**THE DATA:**

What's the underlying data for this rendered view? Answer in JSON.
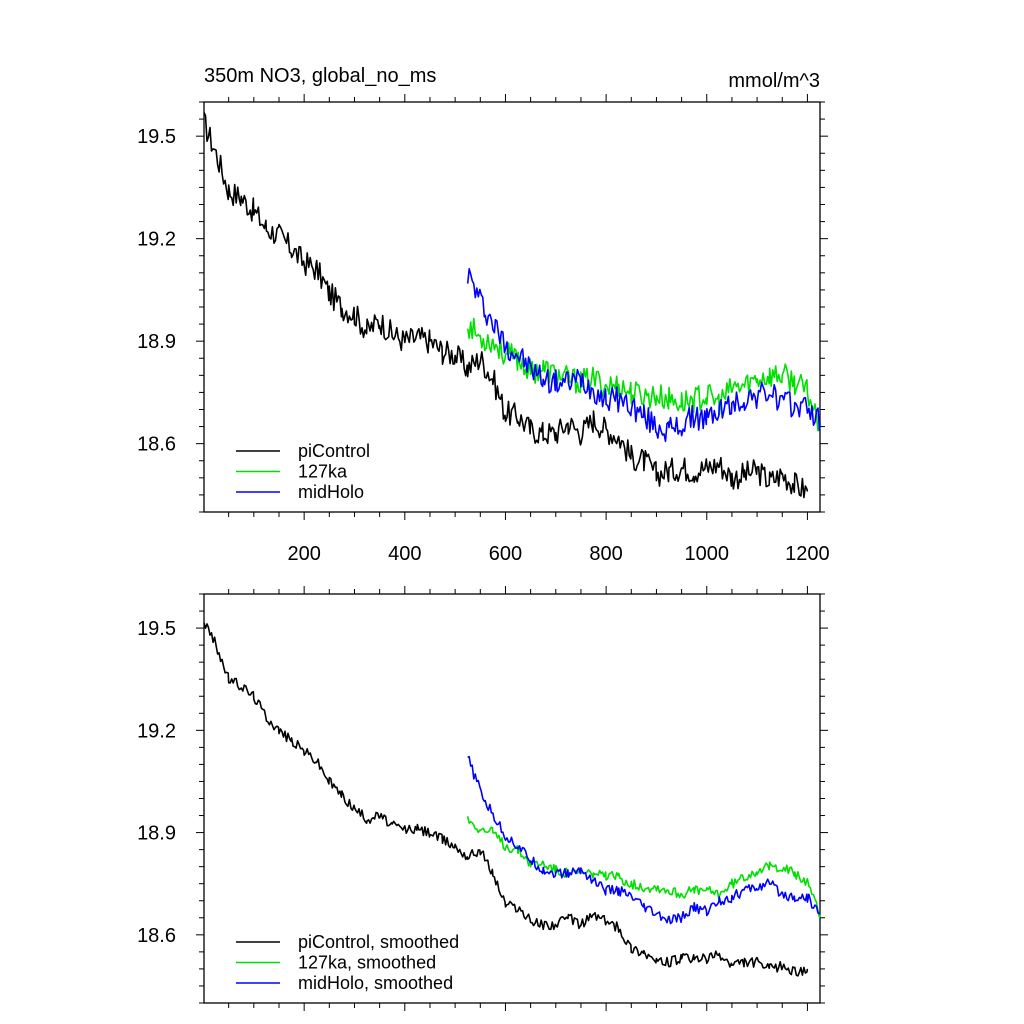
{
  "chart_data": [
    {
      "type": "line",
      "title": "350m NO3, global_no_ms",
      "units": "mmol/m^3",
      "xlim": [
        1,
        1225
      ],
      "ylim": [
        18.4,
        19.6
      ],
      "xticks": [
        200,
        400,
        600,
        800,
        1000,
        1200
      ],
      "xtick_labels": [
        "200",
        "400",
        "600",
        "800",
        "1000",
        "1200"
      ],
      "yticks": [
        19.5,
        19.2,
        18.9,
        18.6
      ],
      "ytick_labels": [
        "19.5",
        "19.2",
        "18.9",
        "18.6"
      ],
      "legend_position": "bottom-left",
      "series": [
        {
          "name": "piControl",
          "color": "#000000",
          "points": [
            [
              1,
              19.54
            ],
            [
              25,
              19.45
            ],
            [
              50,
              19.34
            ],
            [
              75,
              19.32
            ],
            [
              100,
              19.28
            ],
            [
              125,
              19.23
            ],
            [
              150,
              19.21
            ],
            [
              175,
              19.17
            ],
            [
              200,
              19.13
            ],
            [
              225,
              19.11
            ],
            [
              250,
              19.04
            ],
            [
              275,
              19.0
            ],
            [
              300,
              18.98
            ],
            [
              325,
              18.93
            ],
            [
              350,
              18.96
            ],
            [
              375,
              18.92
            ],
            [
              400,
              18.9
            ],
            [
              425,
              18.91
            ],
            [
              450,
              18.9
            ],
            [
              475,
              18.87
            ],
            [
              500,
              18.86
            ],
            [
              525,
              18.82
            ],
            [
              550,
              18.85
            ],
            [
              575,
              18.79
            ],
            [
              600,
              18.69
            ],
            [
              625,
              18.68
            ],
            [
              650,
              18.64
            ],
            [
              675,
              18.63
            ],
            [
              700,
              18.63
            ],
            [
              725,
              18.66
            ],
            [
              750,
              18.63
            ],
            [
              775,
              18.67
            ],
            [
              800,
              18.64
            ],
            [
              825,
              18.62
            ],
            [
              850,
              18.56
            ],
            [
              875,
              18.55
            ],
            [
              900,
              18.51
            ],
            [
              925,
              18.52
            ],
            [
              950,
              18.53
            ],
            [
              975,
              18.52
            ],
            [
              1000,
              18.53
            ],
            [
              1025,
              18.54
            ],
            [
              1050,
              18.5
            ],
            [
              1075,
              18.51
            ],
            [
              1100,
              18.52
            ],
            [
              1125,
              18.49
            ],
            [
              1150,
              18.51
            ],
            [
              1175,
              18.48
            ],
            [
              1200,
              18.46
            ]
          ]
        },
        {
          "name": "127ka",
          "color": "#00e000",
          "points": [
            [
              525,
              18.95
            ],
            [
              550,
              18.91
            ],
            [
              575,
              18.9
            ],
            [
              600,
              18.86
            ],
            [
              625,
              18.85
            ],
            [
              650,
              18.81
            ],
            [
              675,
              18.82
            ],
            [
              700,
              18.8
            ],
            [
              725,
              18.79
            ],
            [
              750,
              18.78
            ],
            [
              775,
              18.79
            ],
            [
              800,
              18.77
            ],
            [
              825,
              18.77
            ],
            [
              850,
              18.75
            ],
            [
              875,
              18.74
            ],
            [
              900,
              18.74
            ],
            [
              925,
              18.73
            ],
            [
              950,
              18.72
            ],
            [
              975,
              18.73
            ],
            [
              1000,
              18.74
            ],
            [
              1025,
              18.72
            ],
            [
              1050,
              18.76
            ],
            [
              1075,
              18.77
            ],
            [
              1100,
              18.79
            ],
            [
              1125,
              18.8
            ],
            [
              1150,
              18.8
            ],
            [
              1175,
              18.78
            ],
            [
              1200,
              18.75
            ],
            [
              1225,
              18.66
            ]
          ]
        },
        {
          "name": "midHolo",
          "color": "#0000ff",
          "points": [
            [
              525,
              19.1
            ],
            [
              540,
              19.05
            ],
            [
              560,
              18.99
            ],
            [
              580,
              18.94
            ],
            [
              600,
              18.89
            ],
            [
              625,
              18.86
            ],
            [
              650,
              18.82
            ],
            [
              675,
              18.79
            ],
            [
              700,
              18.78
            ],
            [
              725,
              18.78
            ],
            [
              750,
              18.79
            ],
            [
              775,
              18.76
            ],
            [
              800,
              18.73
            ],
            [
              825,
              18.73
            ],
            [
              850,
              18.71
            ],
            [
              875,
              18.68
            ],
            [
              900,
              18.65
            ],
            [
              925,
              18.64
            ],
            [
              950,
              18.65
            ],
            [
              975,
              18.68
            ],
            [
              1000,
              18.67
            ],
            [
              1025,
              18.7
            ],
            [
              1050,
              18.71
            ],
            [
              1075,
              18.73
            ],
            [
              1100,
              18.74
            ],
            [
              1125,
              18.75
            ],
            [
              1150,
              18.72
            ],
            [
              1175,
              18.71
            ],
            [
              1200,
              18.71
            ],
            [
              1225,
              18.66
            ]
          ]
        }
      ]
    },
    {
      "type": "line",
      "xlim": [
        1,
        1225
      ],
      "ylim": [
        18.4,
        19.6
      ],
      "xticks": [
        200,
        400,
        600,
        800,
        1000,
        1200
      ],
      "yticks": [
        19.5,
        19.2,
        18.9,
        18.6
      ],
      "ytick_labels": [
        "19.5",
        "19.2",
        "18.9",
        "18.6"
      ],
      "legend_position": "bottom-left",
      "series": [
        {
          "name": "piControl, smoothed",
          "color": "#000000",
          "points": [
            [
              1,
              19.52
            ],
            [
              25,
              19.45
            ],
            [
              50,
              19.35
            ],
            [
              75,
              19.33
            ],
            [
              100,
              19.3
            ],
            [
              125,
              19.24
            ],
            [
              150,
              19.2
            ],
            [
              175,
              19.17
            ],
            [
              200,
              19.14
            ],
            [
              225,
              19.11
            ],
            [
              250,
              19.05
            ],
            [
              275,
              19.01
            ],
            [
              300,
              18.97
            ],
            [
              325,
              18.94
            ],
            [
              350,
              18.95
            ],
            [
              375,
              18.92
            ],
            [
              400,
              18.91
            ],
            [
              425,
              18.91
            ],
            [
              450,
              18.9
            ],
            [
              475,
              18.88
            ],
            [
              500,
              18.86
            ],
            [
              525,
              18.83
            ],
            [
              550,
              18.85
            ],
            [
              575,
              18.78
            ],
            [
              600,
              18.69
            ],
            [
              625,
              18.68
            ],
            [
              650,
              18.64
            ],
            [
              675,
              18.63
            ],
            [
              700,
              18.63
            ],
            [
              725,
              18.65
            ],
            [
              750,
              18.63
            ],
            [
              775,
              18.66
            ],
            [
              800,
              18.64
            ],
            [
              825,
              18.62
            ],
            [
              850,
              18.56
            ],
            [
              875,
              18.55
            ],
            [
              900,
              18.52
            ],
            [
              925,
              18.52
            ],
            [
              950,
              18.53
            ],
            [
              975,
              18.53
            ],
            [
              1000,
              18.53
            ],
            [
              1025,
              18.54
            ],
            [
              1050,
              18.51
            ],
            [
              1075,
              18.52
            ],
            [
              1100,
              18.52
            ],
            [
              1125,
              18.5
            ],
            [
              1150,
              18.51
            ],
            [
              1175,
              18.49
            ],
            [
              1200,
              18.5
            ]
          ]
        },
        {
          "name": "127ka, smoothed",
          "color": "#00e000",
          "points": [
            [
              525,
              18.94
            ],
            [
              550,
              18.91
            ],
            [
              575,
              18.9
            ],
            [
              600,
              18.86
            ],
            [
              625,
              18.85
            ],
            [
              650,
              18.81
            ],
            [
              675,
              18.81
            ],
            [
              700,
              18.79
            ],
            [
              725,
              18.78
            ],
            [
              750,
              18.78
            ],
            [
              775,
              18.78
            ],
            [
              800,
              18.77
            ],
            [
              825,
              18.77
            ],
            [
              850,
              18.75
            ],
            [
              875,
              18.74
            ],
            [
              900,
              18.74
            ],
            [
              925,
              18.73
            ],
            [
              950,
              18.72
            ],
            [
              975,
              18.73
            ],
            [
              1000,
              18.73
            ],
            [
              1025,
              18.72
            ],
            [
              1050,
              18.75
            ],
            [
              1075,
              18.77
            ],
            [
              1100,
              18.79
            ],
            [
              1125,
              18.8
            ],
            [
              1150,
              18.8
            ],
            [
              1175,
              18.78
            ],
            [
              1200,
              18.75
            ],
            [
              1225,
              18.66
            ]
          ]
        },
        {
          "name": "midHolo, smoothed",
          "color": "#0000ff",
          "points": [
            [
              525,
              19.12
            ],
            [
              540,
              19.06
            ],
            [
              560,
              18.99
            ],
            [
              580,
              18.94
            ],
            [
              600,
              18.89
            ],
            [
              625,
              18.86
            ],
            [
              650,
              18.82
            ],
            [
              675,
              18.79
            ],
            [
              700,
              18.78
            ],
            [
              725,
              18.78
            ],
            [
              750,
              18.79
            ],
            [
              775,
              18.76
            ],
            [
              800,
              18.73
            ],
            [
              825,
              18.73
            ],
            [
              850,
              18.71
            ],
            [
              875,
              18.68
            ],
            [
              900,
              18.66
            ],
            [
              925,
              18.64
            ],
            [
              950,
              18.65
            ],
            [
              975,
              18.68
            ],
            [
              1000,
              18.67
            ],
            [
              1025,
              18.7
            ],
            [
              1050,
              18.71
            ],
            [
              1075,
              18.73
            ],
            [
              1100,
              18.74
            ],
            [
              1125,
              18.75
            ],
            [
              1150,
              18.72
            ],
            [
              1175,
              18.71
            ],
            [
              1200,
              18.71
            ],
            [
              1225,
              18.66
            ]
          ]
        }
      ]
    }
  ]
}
* * *
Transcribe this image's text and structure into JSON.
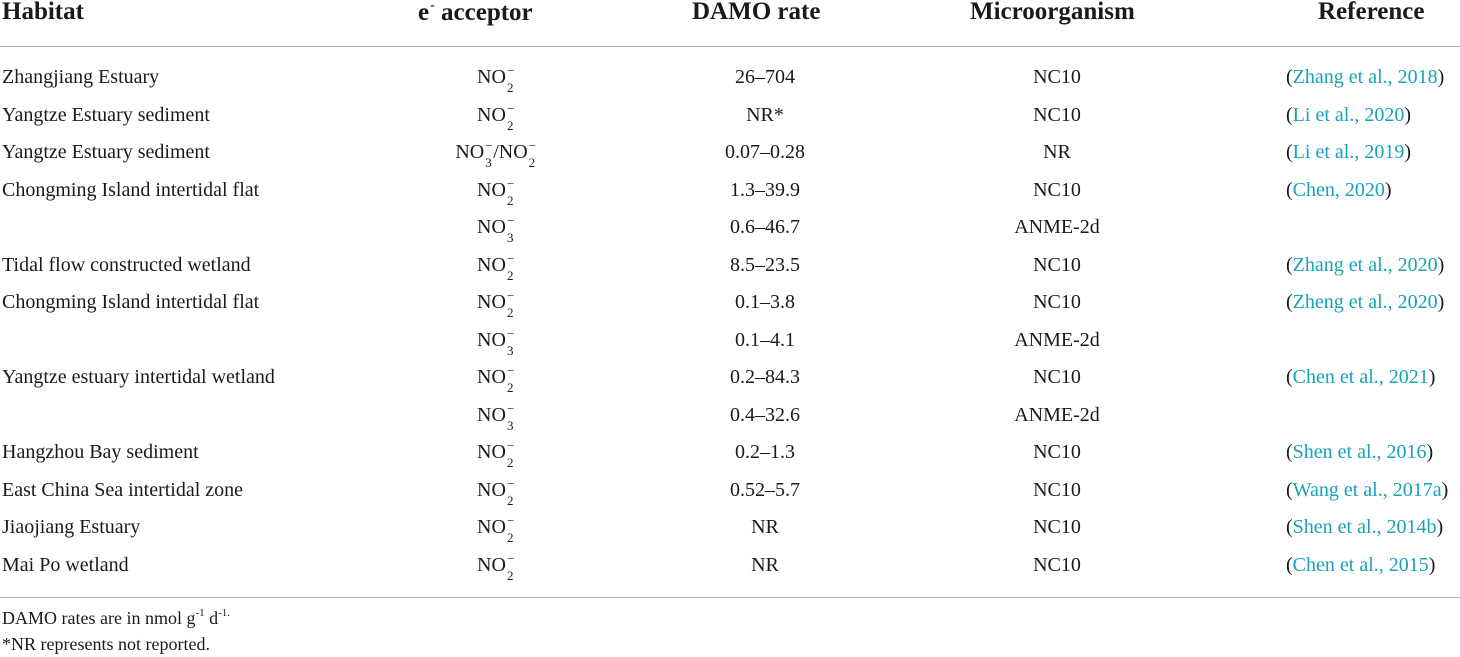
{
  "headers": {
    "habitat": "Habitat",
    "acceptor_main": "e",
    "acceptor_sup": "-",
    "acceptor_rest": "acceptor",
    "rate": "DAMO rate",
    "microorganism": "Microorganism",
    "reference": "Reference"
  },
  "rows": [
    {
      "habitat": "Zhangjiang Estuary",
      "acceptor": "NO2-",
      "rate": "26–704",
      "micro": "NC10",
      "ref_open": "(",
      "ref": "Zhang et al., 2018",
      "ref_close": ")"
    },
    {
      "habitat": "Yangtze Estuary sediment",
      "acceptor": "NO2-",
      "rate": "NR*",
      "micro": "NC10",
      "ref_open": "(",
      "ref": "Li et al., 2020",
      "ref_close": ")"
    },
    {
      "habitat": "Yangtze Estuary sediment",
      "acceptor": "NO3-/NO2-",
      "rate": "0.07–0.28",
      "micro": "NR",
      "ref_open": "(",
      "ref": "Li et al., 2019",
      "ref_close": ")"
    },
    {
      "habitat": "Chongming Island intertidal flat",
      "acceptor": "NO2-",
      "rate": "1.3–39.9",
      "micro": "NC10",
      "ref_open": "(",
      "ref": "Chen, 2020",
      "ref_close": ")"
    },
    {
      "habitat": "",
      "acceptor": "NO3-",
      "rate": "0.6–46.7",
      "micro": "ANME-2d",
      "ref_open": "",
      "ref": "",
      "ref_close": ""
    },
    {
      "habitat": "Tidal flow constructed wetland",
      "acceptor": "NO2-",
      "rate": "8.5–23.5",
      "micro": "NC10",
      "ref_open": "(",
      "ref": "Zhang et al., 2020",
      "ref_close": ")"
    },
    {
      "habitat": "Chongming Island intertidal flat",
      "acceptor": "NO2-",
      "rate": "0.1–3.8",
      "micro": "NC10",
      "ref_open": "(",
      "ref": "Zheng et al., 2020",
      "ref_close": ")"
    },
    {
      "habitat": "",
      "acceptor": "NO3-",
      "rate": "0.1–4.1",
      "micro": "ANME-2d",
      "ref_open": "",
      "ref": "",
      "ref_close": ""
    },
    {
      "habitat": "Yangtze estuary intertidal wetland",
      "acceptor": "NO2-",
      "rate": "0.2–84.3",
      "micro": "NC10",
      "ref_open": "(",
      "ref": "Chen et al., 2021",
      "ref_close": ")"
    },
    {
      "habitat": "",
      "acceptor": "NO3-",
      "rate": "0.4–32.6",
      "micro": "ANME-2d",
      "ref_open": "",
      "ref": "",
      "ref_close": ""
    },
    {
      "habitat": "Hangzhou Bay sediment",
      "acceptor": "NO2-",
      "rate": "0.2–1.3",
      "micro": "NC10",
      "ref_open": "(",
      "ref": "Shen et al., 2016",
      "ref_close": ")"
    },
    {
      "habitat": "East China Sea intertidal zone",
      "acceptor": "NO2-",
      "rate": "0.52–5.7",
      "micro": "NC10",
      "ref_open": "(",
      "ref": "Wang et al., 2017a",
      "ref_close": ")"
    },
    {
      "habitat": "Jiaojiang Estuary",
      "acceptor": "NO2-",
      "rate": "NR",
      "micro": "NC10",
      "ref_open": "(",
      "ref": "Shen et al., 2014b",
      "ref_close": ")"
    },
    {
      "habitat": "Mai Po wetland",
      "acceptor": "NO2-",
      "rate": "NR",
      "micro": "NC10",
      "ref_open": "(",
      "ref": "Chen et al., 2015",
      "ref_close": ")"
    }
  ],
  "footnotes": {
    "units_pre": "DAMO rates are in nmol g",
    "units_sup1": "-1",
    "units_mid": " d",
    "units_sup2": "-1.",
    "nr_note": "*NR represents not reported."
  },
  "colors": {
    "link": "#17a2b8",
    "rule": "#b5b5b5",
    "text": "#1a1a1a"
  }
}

**TASK:**
Of the lines in the records, how many contain the word "Chen"? Answer with the number and nothing else.

**EXERCISE ANSWER:**
3